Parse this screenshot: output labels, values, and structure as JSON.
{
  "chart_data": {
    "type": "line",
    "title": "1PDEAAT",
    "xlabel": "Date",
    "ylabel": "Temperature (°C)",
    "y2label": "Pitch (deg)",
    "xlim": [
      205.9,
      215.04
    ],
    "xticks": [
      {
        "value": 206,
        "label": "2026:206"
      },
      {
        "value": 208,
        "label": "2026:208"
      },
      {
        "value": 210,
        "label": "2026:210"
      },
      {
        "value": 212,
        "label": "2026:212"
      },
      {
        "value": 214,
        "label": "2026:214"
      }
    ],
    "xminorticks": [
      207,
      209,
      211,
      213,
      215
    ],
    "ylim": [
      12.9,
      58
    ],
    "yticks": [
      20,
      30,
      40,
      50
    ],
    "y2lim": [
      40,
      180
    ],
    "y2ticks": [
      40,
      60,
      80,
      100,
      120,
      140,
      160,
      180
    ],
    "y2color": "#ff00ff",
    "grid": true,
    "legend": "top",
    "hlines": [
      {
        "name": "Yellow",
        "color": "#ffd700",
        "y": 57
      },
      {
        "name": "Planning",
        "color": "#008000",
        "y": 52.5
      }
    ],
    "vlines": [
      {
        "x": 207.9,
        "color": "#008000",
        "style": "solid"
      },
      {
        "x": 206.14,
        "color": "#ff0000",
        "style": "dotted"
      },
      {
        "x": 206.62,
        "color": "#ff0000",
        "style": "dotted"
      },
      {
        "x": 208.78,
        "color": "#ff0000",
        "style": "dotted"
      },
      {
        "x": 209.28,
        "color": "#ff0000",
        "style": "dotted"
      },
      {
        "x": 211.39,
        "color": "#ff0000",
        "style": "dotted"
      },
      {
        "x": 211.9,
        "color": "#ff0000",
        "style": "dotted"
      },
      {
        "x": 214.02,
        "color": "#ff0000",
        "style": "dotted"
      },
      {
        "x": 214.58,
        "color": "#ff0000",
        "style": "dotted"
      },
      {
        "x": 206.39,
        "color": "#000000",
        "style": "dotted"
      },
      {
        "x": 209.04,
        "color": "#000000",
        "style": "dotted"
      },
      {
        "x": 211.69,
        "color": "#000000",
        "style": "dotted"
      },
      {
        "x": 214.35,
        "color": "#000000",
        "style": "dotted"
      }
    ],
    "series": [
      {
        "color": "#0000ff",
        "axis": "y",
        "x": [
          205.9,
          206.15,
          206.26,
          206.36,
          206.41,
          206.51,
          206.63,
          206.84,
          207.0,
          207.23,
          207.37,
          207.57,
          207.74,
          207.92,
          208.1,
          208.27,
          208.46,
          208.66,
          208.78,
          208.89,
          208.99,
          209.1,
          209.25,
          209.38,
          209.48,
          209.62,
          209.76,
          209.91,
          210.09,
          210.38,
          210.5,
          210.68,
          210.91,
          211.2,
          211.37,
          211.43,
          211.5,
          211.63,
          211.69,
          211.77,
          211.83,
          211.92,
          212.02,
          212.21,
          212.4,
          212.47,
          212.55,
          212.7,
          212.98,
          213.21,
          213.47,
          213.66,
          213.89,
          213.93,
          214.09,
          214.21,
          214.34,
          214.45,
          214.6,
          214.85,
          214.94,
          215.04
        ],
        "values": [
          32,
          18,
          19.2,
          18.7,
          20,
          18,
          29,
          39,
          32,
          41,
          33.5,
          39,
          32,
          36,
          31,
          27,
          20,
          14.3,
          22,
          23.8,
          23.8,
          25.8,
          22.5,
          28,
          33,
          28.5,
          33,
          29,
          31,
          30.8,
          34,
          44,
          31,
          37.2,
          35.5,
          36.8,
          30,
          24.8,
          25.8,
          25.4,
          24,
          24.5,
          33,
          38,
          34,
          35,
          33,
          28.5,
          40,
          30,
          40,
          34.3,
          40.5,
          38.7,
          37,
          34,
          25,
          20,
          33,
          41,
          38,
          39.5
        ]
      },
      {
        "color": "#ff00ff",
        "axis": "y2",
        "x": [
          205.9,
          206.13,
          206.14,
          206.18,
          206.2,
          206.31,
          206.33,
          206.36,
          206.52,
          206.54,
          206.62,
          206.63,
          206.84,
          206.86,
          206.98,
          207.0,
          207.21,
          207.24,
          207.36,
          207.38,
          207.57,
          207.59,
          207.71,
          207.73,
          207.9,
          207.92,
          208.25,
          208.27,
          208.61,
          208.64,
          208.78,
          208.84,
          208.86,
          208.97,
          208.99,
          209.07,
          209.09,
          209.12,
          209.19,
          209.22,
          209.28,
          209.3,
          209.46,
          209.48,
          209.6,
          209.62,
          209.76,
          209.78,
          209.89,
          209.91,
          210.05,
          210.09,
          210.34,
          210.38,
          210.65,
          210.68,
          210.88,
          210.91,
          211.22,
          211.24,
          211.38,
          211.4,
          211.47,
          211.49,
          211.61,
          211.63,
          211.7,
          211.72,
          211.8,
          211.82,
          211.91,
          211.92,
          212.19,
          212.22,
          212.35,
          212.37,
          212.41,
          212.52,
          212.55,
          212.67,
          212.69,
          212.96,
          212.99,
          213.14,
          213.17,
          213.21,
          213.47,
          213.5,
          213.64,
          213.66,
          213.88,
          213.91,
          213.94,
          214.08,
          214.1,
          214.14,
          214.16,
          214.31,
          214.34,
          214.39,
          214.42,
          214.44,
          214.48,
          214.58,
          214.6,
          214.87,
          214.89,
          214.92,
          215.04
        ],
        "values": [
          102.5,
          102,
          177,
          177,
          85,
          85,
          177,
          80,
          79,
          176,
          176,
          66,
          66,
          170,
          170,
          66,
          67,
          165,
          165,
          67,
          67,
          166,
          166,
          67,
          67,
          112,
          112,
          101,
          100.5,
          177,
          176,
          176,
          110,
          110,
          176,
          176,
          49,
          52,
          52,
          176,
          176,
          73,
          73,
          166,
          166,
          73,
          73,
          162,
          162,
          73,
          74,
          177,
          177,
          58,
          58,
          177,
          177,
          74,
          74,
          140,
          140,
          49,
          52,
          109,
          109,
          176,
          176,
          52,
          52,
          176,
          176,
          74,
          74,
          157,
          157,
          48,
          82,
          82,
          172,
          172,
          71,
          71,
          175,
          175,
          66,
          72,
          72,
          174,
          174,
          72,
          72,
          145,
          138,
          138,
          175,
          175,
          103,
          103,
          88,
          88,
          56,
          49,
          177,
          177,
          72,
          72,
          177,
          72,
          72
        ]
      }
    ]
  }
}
_ _ _
EXERCISE INSTRUCTIONS: Set down all of the records shown above once more, exactly.

SOLUTION TO THE PROBLEM:
Parse this screenshot: output labels, values, and structure as JSON.
{
  "chart_data": {
    "type": "line",
    "title": "1PDEAAT",
    "xlabel": "Date",
    "ylabel": "Temperature (°C)",
    "y2label": "Pitch (deg)",
    "xlim": [
      205.9,
      215.04
    ],
    "xticks": [
      {
        "value": 206,
        "label": "2026:206"
      },
      {
        "value": 208,
        "label": "2026:208"
      },
      {
        "value": 210,
        "label": "2026:210"
      },
      {
        "value": 212,
        "label": "2026:212"
      },
      {
        "value": 214,
        "label": "2026:214"
      }
    ],
    "xminorticks": [
      207,
      209,
      211,
      213,
      215
    ],
    "ylim": [
      12.9,
      58
    ],
    "yticks": [
      20,
      30,
      40,
      50
    ],
    "y2lim": [
      40,
      180
    ],
    "y2ticks": [
      40,
      60,
      80,
      100,
      120,
      140,
      160,
      180
    ],
    "y2color": "#ff00ff",
    "grid": true,
    "legend": "top",
    "hlines": [
      {
        "name": "Yellow",
        "color": "#ffd700",
        "y": 57
      },
      {
        "name": "Planning",
        "color": "#008000",
        "y": 52.5
      }
    ],
    "vlines": [
      {
        "x": 207.9,
        "color": "#008000",
        "style": "solid"
      },
      {
        "x": 206.14,
        "color": "#ff0000",
        "style": "dotted"
      },
      {
        "x": 206.62,
        "color": "#ff0000",
        "style": "dotted"
      },
      {
        "x": 208.78,
        "color": "#ff0000",
        "style": "dotted"
      },
      {
        "x": 209.28,
        "color": "#ff0000",
        "style": "dotted"
      },
      {
        "x": 211.39,
        "color": "#ff0000",
        "style": "dotted"
      },
      {
        "x": 211.9,
        "color": "#ff0000",
        "style": "dotted"
      },
      {
        "x": 214.02,
        "color": "#ff0000",
        "style": "dotted"
      },
      {
        "x": 214.58,
        "color": "#ff0000",
        "style": "dotted"
      },
      {
        "x": 206.39,
        "color": "#000000",
        "style": "dotted"
      },
      {
        "x": 209.04,
        "color": "#000000",
        "style": "dotted"
      },
      {
        "x": 211.69,
        "color": "#000000",
        "style": "dotted"
      },
      {
        "x": 214.35,
        "color": "#000000",
        "style": "dotted"
      }
    ],
    "series": [
      {
        "color": "#0000ff",
        "axis": "y",
        "x": [
          205.9,
          206.15,
          206.26,
          206.36,
          206.41,
          206.51,
          206.63,
          206.84,
          207.0,
          207.23,
          207.37,
          207.57,
          207.74,
          207.92,
          208.1,
          208.27,
          208.46,
          208.66,
          208.78,
          208.89,
          208.99,
          209.1,
          209.25,
          209.38,
          209.48,
          209.62,
          209.76,
          209.91,
          210.09,
          210.38,
          210.5,
          210.68,
          210.91,
          211.2,
          211.37,
          211.43,
          211.5,
          211.63,
          211.69,
          211.77,
          211.83,
          211.92,
          212.02,
          212.21,
          212.4,
          212.47,
          212.55,
          212.7,
          212.98,
          213.21,
          213.47,
          213.66,
          213.89,
          213.93,
          214.09,
          214.21,
          214.34,
          214.45,
          214.6,
          214.85,
          214.94,
          215.04
        ],
        "values": [
          32,
          18,
          19.2,
          18.7,
          20,
          18,
          29,
          39,
          32,
          41,
          33.5,
          39,
          32,
          36,
          31,
          27,
          20,
          14.3,
          22,
          23.8,
          23.8,
          25.8,
          22.5,
          28,
          33,
          28.5,
          33,
          29,
          31,
          30.8,
          34,
          44,
          31,
          37.2,
          35.5,
          36.8,
          30,
          24.8,
          25.8,
          25.4,
          24,
          24.5,
          33,
          38,
          34,
          35,
          33,
          28.5,
          40,
          30,
          40,
          34.3,
          40.5,
          38.7,
          37,
          34,
          25,
          20,
          33,
          41,
          38,
          39.5
        ]
      },
      {
        "color": "#ff00ff",
        "axis": "y2",
        "x": [
          205.9,
          206.13,
          206.14,
          206.18,
          206.2,
          206.31,
          206.33,
          206.36,
          206.52,
          206.54,
          206.62,
          206.63,
          206.84,
          206.86,
          206.98,
          207.0,
          207.21,
          207.24,
          207.36,
          207.38,
          207.57,
          207.59,
          207.71,
          207.73,
          207.9,
          207.92,
          208.25,
          208.27,
          208.61,
          208.64,
          208.78,
          208.84,
          208.86,
          208.97,
          208.99,
          209.07,
          209.09,
          209.12,
          209.19,
          209.22,
          209.28,
          209.3,
          209.46,
          209.48,
          209.6,
          209.62,
          209.76,
          209.78,
          209.89,
          209.91,
          210.05,
          210.09,
          210.34,
          210.38,
          210.65,
          210.68,
          210.88,
          210.91,
          211.22,
          211.24,
          211.38,
          211.4,
          211.47,
          211.49,
          211.61,
          211.63,
          211.7,
          211.72,
          211.8,
          211.82,
          211.91,
          211.92,
          212.19,
          212.22,
          212.35,
          212.37,
          212.41,
          212.52,
          212.55,
          212.67,
          212.69,
          212.96,
          212.99,
          213.14,
          213.17,
          213.21,
          213.47,
          213.5,
          213.64,
          213.66,
          213.88,
          213.91,
          213.94,
          214.08,
          214.1,
          214.14,
          214.16,
          214.31,
          214.34,
          214.39,
          214.42,
          214.44,
          214.48,
          214.58,
          214.6,
          214.87,
          214.89,
          214.92,
          215.04
        ],
        "values": [
          102.5,
          102,
          177,
          177,
          85,
          85,
          177,
          80,
          79,
          176,
          176,
          66,
          66,
          170,
          170,
          66,
          67,
          165,
          165,
          67,
          67,
          166,
          166,
          67,
          67,
          112,
          112,
          101,
          100.5,
          177,
          176,
          176,
          110,
          110,
          176,
          176,
          49,
          52,
          52,
          176,
          176,
          73,
          73,
          166,
          166,
          73,
          73,
          162,
          162,
          73,
          74,
          177,
          177,
          58,
          58,
          177,
          177,
          74,
          74,
          140,
          140,
          49,
          52,
          109,
          109,
          176,
          176,
          52,
          52,
          176,
          176,
          74,
          74,
          157,
          157,
          48,
          82,
          82,
          172,
          172,
          71,
          71,
          175,
          175,
          66,
          72,
          72,
          174,
          174,
          72,
          72,
          145,
          138,
          138,
          175,
          175,
          103,
          103,
          88,
          88,
          56,
          49,
          177,
          177,
          72,
          72,
          177,
          72,
          72
        ]
      }
    ]
  }
}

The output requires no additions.